## SUPPLIED MATERIAL
============================================================

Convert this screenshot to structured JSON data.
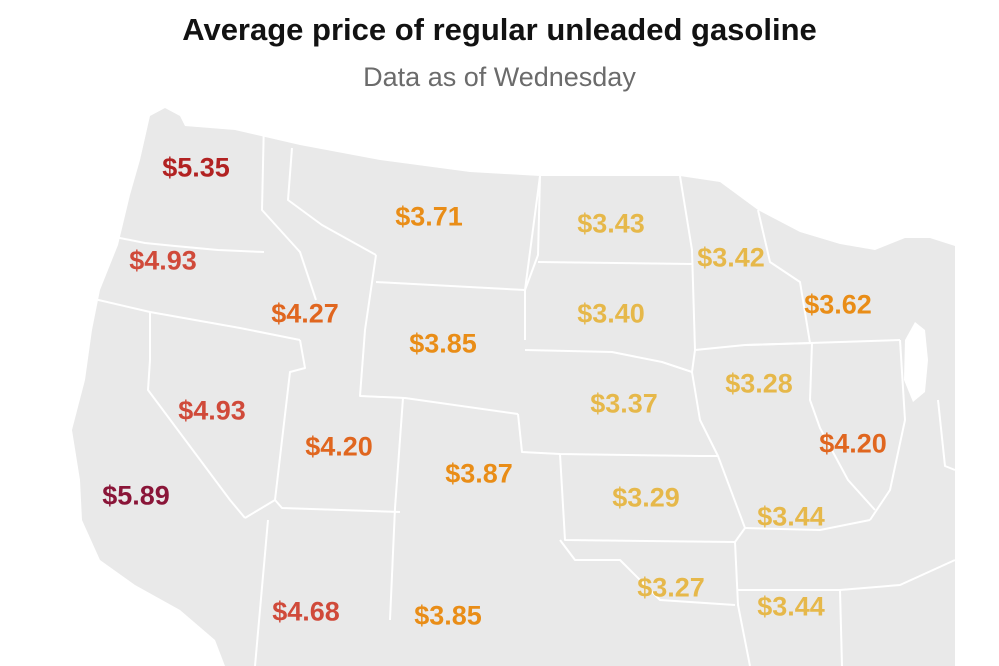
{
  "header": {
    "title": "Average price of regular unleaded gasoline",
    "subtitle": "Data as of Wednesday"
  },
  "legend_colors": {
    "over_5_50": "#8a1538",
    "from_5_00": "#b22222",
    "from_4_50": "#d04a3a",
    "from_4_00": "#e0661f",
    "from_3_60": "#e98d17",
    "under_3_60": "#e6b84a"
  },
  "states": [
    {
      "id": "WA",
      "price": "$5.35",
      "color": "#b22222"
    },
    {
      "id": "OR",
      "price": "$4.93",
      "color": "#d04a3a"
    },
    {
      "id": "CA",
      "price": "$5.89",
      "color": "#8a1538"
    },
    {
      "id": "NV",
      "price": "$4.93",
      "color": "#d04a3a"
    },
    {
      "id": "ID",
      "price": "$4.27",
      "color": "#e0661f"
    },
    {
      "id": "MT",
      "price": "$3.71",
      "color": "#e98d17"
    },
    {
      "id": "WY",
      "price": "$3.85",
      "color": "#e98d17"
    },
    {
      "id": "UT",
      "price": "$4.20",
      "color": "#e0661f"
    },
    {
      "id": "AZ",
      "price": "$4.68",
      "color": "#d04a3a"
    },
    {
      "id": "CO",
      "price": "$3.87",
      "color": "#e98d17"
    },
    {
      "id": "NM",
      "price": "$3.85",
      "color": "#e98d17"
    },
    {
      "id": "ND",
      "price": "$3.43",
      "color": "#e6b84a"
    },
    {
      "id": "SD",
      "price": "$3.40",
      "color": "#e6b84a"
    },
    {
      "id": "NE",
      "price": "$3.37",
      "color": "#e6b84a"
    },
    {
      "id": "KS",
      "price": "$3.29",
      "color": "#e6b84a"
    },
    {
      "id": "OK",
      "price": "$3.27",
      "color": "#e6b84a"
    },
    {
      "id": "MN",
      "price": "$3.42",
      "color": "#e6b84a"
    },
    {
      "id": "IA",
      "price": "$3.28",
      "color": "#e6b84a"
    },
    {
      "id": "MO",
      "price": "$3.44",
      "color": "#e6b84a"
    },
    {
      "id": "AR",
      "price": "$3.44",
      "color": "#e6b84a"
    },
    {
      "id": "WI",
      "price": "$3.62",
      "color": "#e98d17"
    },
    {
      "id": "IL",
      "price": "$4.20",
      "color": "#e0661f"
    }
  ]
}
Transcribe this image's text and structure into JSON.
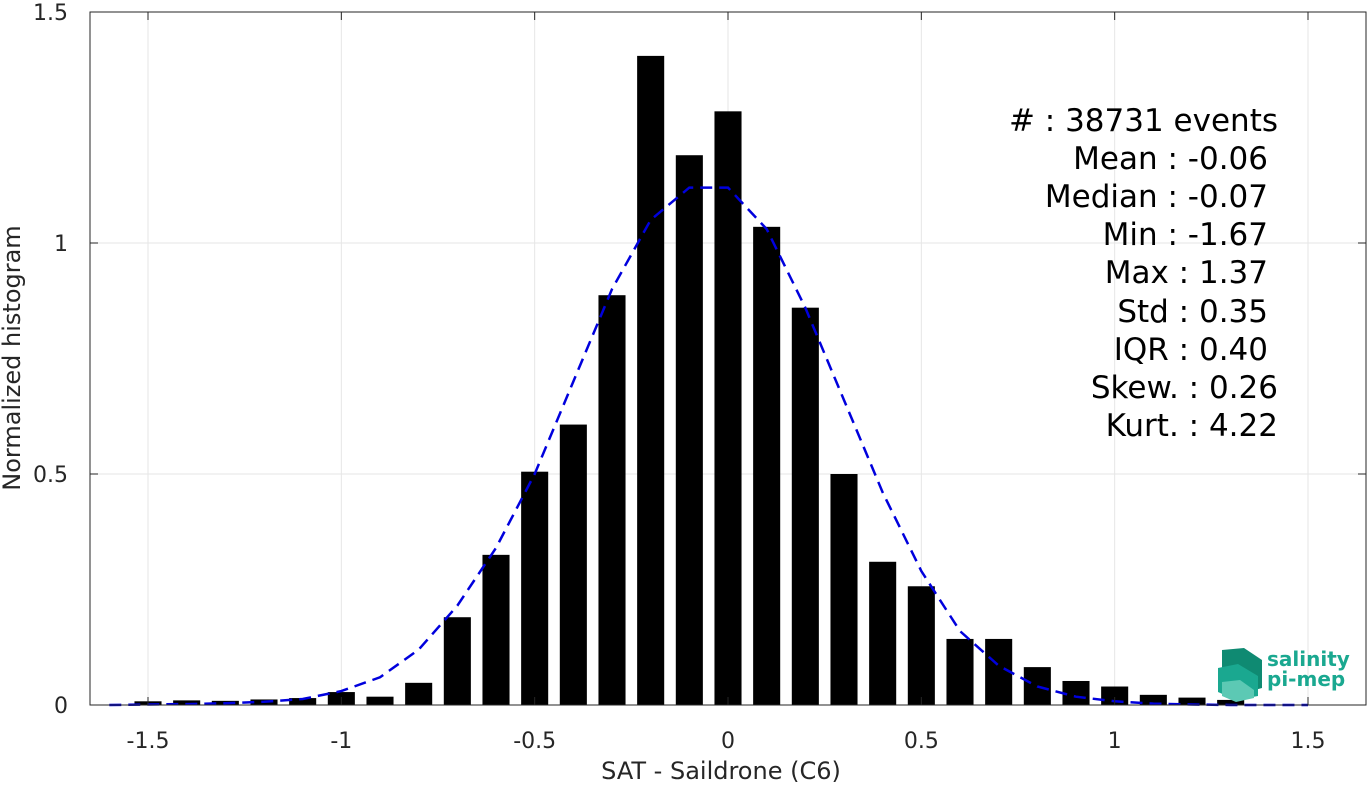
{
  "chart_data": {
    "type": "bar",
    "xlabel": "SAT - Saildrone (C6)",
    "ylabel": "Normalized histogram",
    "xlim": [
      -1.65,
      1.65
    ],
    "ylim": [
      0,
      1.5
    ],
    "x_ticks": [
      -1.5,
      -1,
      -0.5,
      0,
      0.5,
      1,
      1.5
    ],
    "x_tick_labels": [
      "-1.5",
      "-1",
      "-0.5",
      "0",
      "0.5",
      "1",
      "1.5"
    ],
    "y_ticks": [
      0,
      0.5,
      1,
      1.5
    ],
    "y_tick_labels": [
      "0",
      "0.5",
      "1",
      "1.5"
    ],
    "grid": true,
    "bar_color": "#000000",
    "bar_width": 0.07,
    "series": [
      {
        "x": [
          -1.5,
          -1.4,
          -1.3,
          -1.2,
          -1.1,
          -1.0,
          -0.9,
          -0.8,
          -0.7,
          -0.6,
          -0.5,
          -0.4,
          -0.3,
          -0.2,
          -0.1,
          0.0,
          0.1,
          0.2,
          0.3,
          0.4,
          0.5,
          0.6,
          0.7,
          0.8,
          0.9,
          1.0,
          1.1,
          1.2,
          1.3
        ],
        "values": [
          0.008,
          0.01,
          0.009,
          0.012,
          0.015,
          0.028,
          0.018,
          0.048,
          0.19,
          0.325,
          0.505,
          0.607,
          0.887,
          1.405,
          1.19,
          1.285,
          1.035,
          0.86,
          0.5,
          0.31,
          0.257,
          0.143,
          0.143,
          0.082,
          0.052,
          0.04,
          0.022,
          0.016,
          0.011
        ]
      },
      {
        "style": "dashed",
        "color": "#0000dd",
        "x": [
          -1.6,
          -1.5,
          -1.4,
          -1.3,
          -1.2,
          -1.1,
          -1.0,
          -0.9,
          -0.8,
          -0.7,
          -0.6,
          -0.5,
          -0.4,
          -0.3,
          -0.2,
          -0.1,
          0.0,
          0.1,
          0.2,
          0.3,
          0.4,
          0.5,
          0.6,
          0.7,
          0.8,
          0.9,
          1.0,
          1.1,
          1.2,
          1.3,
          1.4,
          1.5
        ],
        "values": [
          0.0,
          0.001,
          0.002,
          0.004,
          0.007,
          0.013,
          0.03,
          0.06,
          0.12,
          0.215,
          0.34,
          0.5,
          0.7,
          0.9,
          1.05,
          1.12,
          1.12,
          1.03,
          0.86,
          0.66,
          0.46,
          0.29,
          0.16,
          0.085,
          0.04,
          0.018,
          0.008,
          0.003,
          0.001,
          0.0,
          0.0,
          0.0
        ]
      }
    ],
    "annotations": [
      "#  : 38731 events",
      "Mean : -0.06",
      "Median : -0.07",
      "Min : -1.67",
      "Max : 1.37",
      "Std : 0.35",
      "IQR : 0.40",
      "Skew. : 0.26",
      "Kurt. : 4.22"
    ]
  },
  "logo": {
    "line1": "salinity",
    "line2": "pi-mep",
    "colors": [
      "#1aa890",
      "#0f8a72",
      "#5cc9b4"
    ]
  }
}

============================================================

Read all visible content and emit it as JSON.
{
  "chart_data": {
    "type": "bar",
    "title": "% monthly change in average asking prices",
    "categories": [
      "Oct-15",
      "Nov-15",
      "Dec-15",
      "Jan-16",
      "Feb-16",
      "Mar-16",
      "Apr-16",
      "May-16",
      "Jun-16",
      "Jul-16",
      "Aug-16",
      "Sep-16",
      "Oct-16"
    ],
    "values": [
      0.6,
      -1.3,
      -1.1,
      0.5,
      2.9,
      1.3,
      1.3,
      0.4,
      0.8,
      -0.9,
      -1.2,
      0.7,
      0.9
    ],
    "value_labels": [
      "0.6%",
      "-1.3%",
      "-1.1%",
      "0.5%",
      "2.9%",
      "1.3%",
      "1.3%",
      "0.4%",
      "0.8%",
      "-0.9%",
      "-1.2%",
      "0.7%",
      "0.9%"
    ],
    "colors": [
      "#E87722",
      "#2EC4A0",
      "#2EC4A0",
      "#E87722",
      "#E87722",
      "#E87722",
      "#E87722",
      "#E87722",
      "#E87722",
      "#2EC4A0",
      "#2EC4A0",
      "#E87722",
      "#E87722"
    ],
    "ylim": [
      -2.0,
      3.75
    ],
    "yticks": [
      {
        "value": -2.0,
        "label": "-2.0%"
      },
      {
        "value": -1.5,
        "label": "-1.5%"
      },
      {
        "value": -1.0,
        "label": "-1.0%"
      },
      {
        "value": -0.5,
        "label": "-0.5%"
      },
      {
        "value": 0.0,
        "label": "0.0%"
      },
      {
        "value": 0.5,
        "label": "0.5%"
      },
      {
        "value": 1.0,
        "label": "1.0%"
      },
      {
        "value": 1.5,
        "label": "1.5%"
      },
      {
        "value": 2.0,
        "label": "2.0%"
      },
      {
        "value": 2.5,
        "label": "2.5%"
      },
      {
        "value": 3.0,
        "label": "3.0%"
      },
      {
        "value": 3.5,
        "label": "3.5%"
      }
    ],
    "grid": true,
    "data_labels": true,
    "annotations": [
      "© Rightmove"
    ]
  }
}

============================================================

## EXERCISE DESCRIPTION
Copy every line from the entries that contains the word "JSON".

## COMPLETE RESPONSE
Convert this screenshot to structured JSON data.
Transcribe this image's text and structure into JSON.
Read all visible content and emit it as JSON.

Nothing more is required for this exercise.